* [WHAT TO PRODUCE]: Pull out every line containing the string "content".
━━━━━ MATERIALS PROVIDED ━━━━━
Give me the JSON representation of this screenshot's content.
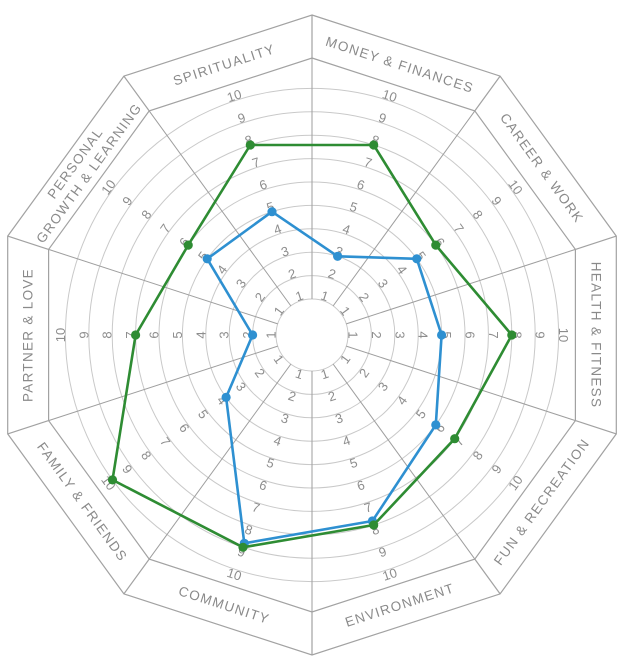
{
  "chart_data": {
    "type": "radar",
    "title": "",
    "scale": {
      "min": 1,
      "max": 10,
      "ticks": [
        1,
        2,
        3,
        4,
        5,
        6,
        7,
        8,
        9,
        10
      ]
    },
    "grid": "circular-rings-with-decagon-frame",
    "legend": "none",
    "categories": [
      {
        "id": "spirituality",
        "lines": [
          "SPIRITUALITY"
        ]
      },
      {
        "id": "money-finances",
        "lines": [
          "MONEY & FINANCES"
        ]
      },
      {
        "id": "career-work",
        "lines": [
          "CAREER & WORK"
        ]
      },
      {
        "id": "health-fitness",
        "lines": [
          "HEALTH & FITNESS"
        ]
      },
      {
        "id": "fun-recreation",
        "lines": [
          "FUN & RECREATION"
        ]
      },
      {
        "id": "environment",
        "lines": [
          "ENVIRONMENT"
        ]
      },
      {
        "id": "community",
        "lines": [
          "COMMUNITY"
        ]
      },
      {
        "id": "family-friends",
        "lines": [
          "FAMILY & FRIENDS"
        ]
      },
      {
        "id": "partner-love",
        "lines": [
          "PARTNER & LOVE"
        ]
      },
      {
        "id": "personal-growth-learning",
        "lines": [
          "PERSONAL",
          "GROWTH & LEARNING"
        ]
      }
    ],
    "series": [
      {
        "id": "blue",
        "color": "#2E90D1",
        "values": [
          5,
          3,
          5,
          5,
          6,
          8,
          9,
          4,
          2,
          5
        ]
      },
      {
        "id": "green",
        "color": "#2E8C33",
        "values": [
          8,
          8,
          6,
          8,
          7,
          8,
          9,
          10,
          7,
          6
        ]
      }
    ]
  },
  "colors": {
    "background": "#ffffff",
    "ring": "#c9c9c9",
    "spoke": "#9e9e9e",
    "frame": "#a2a2a2",
    "tick_text": "#8d8d8d",
    "category_text": "#8a8a8a"
  }
}
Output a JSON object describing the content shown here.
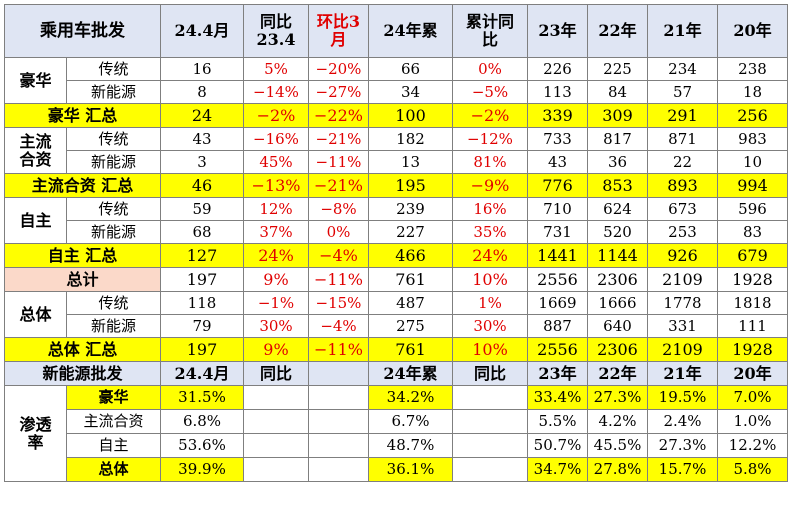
{
  "header": {
    "c0": "乘用车批发",
    "c1": "24.4月",
    "c2": "同比\n23.4",
    "c3": "环比3\n月",
    "c4": "24年累",
    "c5": "累计同\n比",
    "c6": "23年",
    "c7": "22年",
    "c8": "21年",
    "c9": "20年"
  },
  "groups": {
    "luxury": {
      "name": "豪华",
      "sum_label": "豪华 汇总"
    },
    "jv": {
      "name": "主流\n合资",
      "sum_label": "主流合资 汇总"
    },
    "domestic": {
      "name": "自主",
      "sum_label": "自主 汇总"
    },
    "total": {
      "label": "总计"
    },
    "overall": {
      "name": "总体",
      "sum_label": "总体 汇总"
    }
  },
  "rows": {
    "lux_trad": {
      "label": "传统",
      "v": [
        "16",
        "5%",
        "-20%",
        "66",
        "0%",
        "226",
        "225",
        "234",
        "238"
      ]
    },
    "lux_nev": {
      "label": "新能源",
      "v": [
        "8",
        "-14%",
        "-27%",
        "34",
        "-5%",
        "113",
        "84",
        "57",
        "18"
      ]
    },
    "lux_sum": {
      "v": [
        "24",
        "-2%",
        "-22%",
        "100",
        "-2%",
        "339",
        "309",
        "291",
        "256"
      ]
    },
    "jv_trad": {
      "label": "传统",
      "v": [
        "43",
        "-16%",
        "-21%",
        "182",
        "-12%",
        "733",
        "817",
        "871",
        "983"
      ]
    },
    "jv_nev": {
      "label": "新能源",
      "v": [
        "3",
        "45%",
        "-11%",
        "13",
        "81%",
        "43",
        "36",
        "22",
        "10"
      ]
    },
    "jv_sum": {
      "v": [
        "46",
        "-13%",
        "-21%",
        "195",
        "-9%",
        "776",
        "853",
        "893",
        "994"
      ]
    },
    "dom_trad": {
      "label": "传统",
      "v": [
        "59",
        "12%",
        "-8%",
        "239",
        "16%",
        "710",
        "624",
        "673",
        "596"
      ]
    },
    "dom_nev": {
      "label": "新能源",
      "v": [
        "68",
        "37%",
        "0%",
        "227",
        "35%",
        "731",
        "520",
        "253",
        "83"
      ]
    },
    "dom_sum": {
      "v": [
        "127",
        "24%",
        "-4%",
        "466",
        "24%",
        "1441",
        "1144",
        "926",
        "679"
      ]
    },
    "total": {
      "v": [
        "197",
        "9%",
        "-11%",
        "761",
        "10%",
        "2556",
        "2306",
        "2109",
        "1928"
      ]
    },
    "all_trad": {
      "label": "传统",
      "v": [
        "118",
        "-1%",
        "-15%",
        "487",
        "1%",
        "1669",
        "1666",
        "1778",
        "1818"
      ]
    },
    "all_nev": {
      "label": "新能源",
      "v": [
        "79",
        "30%",
        "-4%",
        "275",
        "30%",
        "887",
        "640",
        "331",
        "111"
      ]
    },
    "all_sum": {
      "v": [
        "197",
        "9%",
        "-11%",
        "761",
        "10%",
        "2556",
        "2306",
        "2109",
        "1928"
      ]
    }
  },
  "nev_header": {
    "c0": "新能源批发",
    "c1": "24.4月",
    "c2": "同比",
    "c4": "24年累",
    "c5": "同比",
    "c6": "23年",
    "c7": "22年",
    "c8": "21年",
    "c9": "20年"
  },
  "penetration": {
    "label": "渗透\n率",
    "rows": [
      {
        "label": "豪华",
        "m": "31.5%",
        "ytd": "34.2%",
        "y23": "33.4%",
        "y22": "27.3%",
        "y21": "19.5%",
        "y20": "7.0%"
      },
      {
        "label": "主流合资",
        "m": "6.8%",
        "ytd": "6.7%",
        "y23": "5.5%",
        "y22": "4.2%",
        "y21": "2.4%",
        "y20": "1.0%"
      },
      {
        "label": "自主",
        "m": "53.6%",
        "ytd": "48.7%",
        "y23": "50.7%",
        "y22": "45.5%",
        "y21": "27.3%",
        "y20": "12.2%"
      },
      {
        "label": "总体",
        "m": "39.9%",
        "ytd": "36.1%",
        "y23": "34.7%",
        "y22": "27.8%",
        "y21": "15.7%",
        "y20": "5.8%"
      }
    ]
  },
  "colors": {
    "highlight": "#ffff00",
    "header": "#dfe5f3",
    "total": "#fbd9c9",
    "negative_red": "#e00000"
  }
}
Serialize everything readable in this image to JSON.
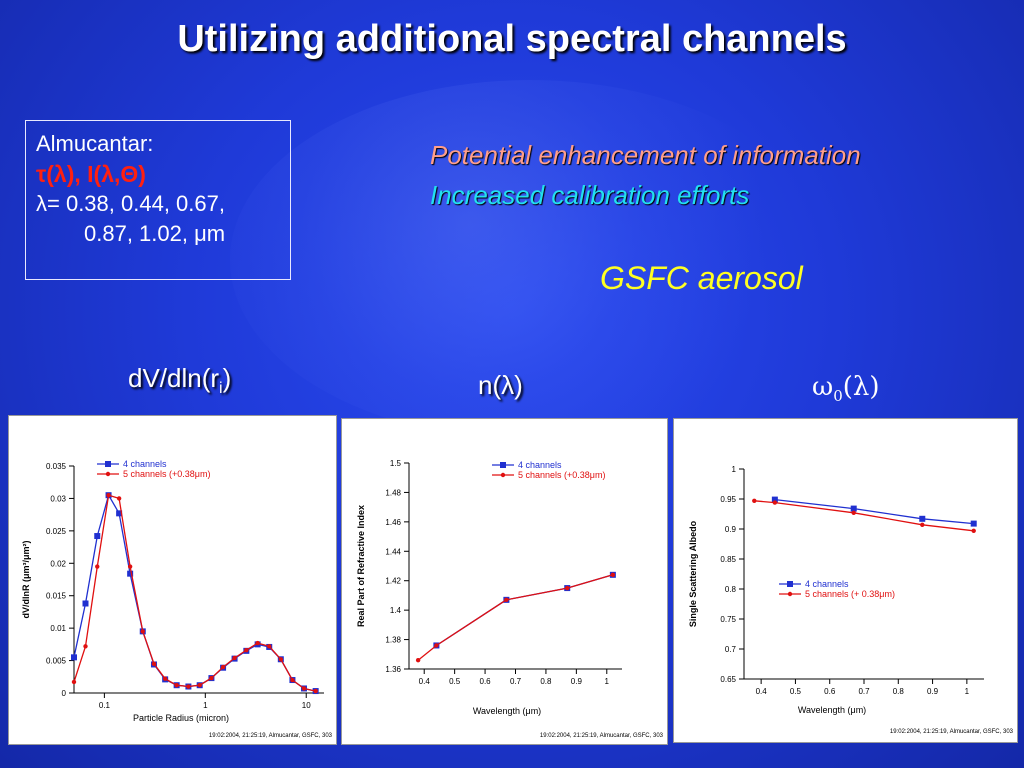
{
  "title": "Utilizing additional spectral channels",
  "almucantar": {
    "heading": "Almucantar:",
    "quantities": "τ(λ), I(λ,Θ)",
    "wavelengths_line1": "λ= 0.38, 0.44, 0.67,",
    "wavelengths_line2": "0.87, 1.02, μm"
  },
  "notes": {
    "potential": "Potential enhancement of information",
    "calibration": "Increased calibration efforts",
    "gsfc": "GSFC aerosol"
  },
  "panel_labels": {
    "size": "dV/dln(r",
    "size_sub": "i",
    "size_end": ")",
    "refr": "n(λ)",
    "albedo": "ω",
    "albedo_sub": "0",
    "albedo_end": "(λ)"
  },
  "colors": {
    "series4": "#2030d0",
    "series5": "#e01010"
  },
  "chart_data": [
    {
      "type": "line",
      "name": "size_distribution",
      "xlabel": "Particle Radius (micron)",
      "ylabel": "dV/dlnR (μm³/μm²)",
      "xscale": "log",
      "xlim": [
        0.05,
        15
      ],
      "ylim": [
        0,
        0.035
      ],
      "xticks": [
        0.1,
        1,
        10
      ],
      "xticklabels": [
        "0.1",
        "1",
        "10"
      ],
      "yticks": [
        0,
        0.005,
        0.01,
        0.015,
        0.02,
        0.025,
        0.03,
        0.035
      ],
      "yticklabels": [
        "0",
        "0.005",
        "0.01",
        "0.015",
        "0.02",
        "0.025",
        "0.03",
        "0.035"
      ],
      "footer": "19:02:2004, 21:25:19, Almucantar, GSFC, 303",
      "series": [
        {
          "name": "4 channels",
          "color": "#2030d0",
          "x": [
            0.05,
            0.065,
            0.085,
            0.11,
            0.14,
            0.18,
            0.24,
            0.31,
            0.4,
            0.52,
            0.68,
            0.88,
            1.15,
            1.5,
            1.95,
            2.55,
            3.3,
            4.3,
            5.6,
            7.3,
            9.5,
            12.4
          ],
          "y": [
            0.0055,
            0.0138,
            0.0242,
            0.0305,
            0.0277,
            0.0184,
            0.0095,
            0.0044,
            0.0021,
            0.0012,
            0.001,
            0.0012,
            0.0023,
            0.0039,
            0.0053,
            0.0065,
            0.0075,
            0.0071,
            0.0052,
            0.002,
            0.0007,
            0.0003
          ]
        },
        {
          "name": "5 channels (+0.38μm)",
          "color": "#e01010",
          "x": [
            0.05,
            0.065,
            0.085,
            0.11,
            0.14,
            0.18,
            0.24,
            0.31,
            0.4,
            0.52,
            0.68,
            0.88,
            1.15,
            1.5,
            1.95,
            2.55,
            3.3,
            4.3,
            5.6,
            7.3,
            9.5,
            12.4
          ],
          "y": [
            0.0017,
            0.0072,
            0.0195,
            0.0305,
            0.03,
            0.0195,
            0.0095,
            0.0045,
            0.0022,
            0.0012,
            0.001,
            0.0012,
            0.0023,
            0.004,
            0.0054,
            0.0066,
            0.0077,
            0.0072,
            0.0052,
            0.002,
            0.0007,
            0.0003
          ]
        }
      ]
    },
    {
      "type": "line",
      "name": "refractive_index",
      "xlabel": "Wavelength (μm)",
      "ylabel": "Real Part of Refractive Index",
      "xlim": [
        0.35,
        1.05
      ],
      "ylim": [
        1.36,
        1.5
      ],
      "xticks": [
        0.4,
        0.5,
        0.6,
        0.7,
        0.8,
        0.9,
        1
      ],
      "xticklabels": [
        "0.4",
        "0.5",
        "0.6",
        "0.7",
        "0.8",
        "0.9",
        "1"
      ],
      "yticks": [
        1.36,
        1.38,
        1.4,
        1.42,
        1.44,
        1.46,
        1.48,
        1.5
      ],
      "yticklabels": [
        "1.36",
        "1.38",
        "1.4",
        "1.42",
        "1.44",
        "1.46",
        "1.48",
        "1.5"
      ],
      "footer": "19:02:2004, 21:25:19, Almucantar, GSFC, 303",
      "series": [
        {
          "name": "4 channels",
          "color": "#2030d0",
          "x": [
            0.44,
            0.67,
            0.87,
            1.02
          ],
          "y": [
            1.376,
            1.407,
            1.415,
            1.424
          ]
        },
        {
          "name": "5 channels (+0.38μm)",
          "color": "#e01010",
          "x": [
            0.38,
            0.44,
            0.67,
            0.87,
            1.02
          ],
          "y": [
            1.366,
            1.376,
            1.407,
            1.415,
            1.424
          ]
        }
      ]
    },
    {
      "type": "line",
      "name": "single_scattering_albedo",
      "xlabel": "Wavelength (μm)",
      "ylabel": "Single Scattering Albedo",
      "xlim": [
        0.35,
        1.05
      ],
      "ylim": [
        0.65,
        1.0
      ],
      "xticks": [
        0.4,
        0.5,
        0.6,
        0.7,
        0.8,
        0.9,
        1
      ],
      "xticklabels": [
        "0.4",
        "0.5",
        "0.6",
        "0.7",
        "0.8",
        "0.9",
        "1"
      ],
      "yticks": [
        0.65,
        0.7,
        0.75,
        0.8,
        0.85,
        0.9,
        0.95,
        1
      ],
      "yticklabels": [
        "0.65",
        "0.7",
        "0.75",
        "0.8",
        "0.85",
        "0.9",
        "0.95",
        "1"
      ],
      "footer": "19:02:2004, 21:25:19, Almucantar, GSFC, 303",
      "series": [
        {
          "name": "4 channels",
          "color": "#2030d0",
          "x": [
            0.44,
            0.67,
            0.87,
            1.02
          ],
          "y": [
            0.949,
            0.934,
            0.917,
            0.909
          ]
        },
        {
          "name": "5 channels (+ 0.38μm)",
          "color": "#e01010",
          "x": [
            0.38,
            0.44,
            0.67,
            0.87,
            1.02
          ],
          "y": [
            0.947,
            0.944,
            0.927,
            0.907,
            0.897
          ]
        }
      ]
    }
  ]
}
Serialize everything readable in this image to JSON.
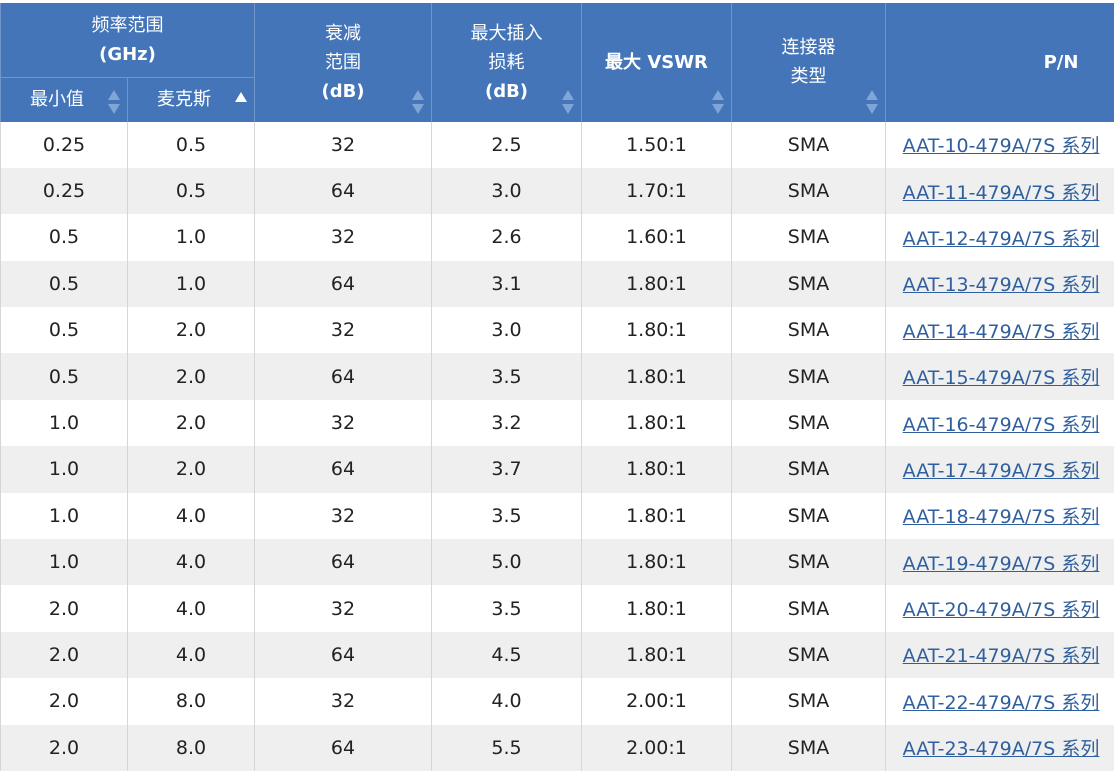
{
  "header": {
    "freq_group": [
      "频率范围",
      "(GHz)"
    ],
    "min": "最小值",
    "max": "麦克斯",
    "atten": [
      "衰减",
      "范围",
      "(dB)"
    ],
    "insertion": [
      "最大插入",
      "损耗",
      "(dB)"
    ],
    "vswr": "最大 VSWR",
    "connector": [
      "连接器",
      "类型"
    ],
    "pn": "P/N"
  },
  "sort": {
    "sorted_column": "麦克斯",
    "direction": "ascending"
  },
  "colors": {
    "header_bg": "#4475b8",
    "link": "#2f5f9e",
    "alt_row": "#efefef"
  },
  "rows": [
    [
      "0.25",
      "0.5",
      "32",
      "2.5",
      "1.50:1",
      "SMA",
      "AAT-10-479A/7S 系列"
    ],
    [
      "0.25",
      "0.5",
      "64",
      "3.0",
      "1.70:1",
      "SMA",
      "AAT-11-479A/7S 系列"
    ],
    [
      "0.5",
      "1.0",
      "32",
      "2.6",
      "1.60:1",
      "SMA",
      "AAT-12-479A/7S 系列"
    ],
    [
      "0.5",
      "1.0",
      "64",
      "3.1",
      "1.80:1",
      "SMA",
      "AAT-13-479A/7S 系列"
    ],
    [
      "0.5",
      "2.0",
      "32",
      "3.0",
      "1.80:1",
      "SMA",
      "AAT-14-479A/7S 系列"
    ],
    [
      "0.5",
      "2.0",
      "64",
      "3.5",
      "1.80:1",
      "SMA",
      "AAT-15-479A/7S 系列"
    ],
    [
      "1.0",
      "2.0",
      "32",
      "3.2",
      "1.80:1",
      "SMA",
      "AAT-16-479A/7S 系列"
    ],
    [
      "1.0",
      "2.0",
      "64",
      "3.7",
      "1.80:1",
      "SMA",
      "AAT-17-479A/7S 系列"
    ],
    [
      "1.0",
      "4.0",
      "32",
      "3.5",
      "1.80:1",
      "SMA",
      "AAT-18-479A/7S 系列"
    ],
    [
      "1.0",
      "4.0",
      "64",
      "5.0",
      "1.80:1",
      "SMA",
      "AAT-19-479A/7S 系列"
    ],
    [
      "2.0",
      "4.0",
      "32",
      "3.5",
      "1.80:1",
      "SMA",
      "AAT-20-479A/7S 系列"
    ],
    [
      "2.0",
      "4.0",
      "64",
      "4.5",
      "1.80:1",
      "SMA",
      "AAT-21-479A/7S 系列"
    ],
    [
      "2.0",
      "8.0",
      "32",
      "4.0",
      "2.00:1",
      "SMA",
      "AAT-22-479A/7S 系列"
    ],
    [
      "2.0",
      "8.0",
      "64",
      "5.5",
      "2.00:1",
      "SMA",
      "AAT-23-479A/7S 系列"
    ]
  ]
}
━━━━━
* [FULL OUTPUT]:
Give me the JSON representation of this screenshot's content.
Output a JSON object describing the content shown here.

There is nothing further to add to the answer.